Task material:
________________________

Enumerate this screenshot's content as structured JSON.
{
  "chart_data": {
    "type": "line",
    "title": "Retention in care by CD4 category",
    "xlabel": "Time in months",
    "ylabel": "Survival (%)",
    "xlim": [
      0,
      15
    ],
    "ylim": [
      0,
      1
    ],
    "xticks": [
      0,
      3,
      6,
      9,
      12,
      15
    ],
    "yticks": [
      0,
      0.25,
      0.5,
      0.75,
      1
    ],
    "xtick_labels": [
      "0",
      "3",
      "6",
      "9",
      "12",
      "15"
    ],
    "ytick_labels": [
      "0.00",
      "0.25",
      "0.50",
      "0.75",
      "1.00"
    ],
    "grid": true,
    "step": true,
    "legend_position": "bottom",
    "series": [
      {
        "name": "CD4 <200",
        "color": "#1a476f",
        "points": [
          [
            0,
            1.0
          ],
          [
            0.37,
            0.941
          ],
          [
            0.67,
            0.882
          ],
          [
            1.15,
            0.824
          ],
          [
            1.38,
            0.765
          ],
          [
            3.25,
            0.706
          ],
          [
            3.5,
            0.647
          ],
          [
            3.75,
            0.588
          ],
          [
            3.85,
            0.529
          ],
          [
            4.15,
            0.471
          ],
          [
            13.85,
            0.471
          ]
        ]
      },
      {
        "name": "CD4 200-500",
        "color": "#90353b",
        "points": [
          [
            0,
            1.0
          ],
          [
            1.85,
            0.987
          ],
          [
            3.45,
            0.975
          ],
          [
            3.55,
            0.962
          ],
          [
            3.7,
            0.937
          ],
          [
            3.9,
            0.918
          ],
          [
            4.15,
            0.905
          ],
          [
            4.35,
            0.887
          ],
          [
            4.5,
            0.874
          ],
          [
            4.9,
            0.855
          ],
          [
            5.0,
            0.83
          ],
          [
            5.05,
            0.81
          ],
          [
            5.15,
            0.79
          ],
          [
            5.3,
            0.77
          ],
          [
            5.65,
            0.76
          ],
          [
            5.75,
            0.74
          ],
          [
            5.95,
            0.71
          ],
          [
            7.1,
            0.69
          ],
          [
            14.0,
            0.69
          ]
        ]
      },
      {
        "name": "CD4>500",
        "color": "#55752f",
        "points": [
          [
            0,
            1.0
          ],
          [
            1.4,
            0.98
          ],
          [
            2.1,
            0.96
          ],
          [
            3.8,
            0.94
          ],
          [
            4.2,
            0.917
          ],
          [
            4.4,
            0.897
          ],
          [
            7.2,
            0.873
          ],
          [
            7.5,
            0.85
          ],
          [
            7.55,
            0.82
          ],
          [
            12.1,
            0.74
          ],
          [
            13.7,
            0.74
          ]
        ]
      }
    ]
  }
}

________________________

Aim of the task: Return every line from the records above that holds the word "name".

The response:
        "name": "CD4 <200",
        "name": "CD4 200-500",
        "name": "CD4>500",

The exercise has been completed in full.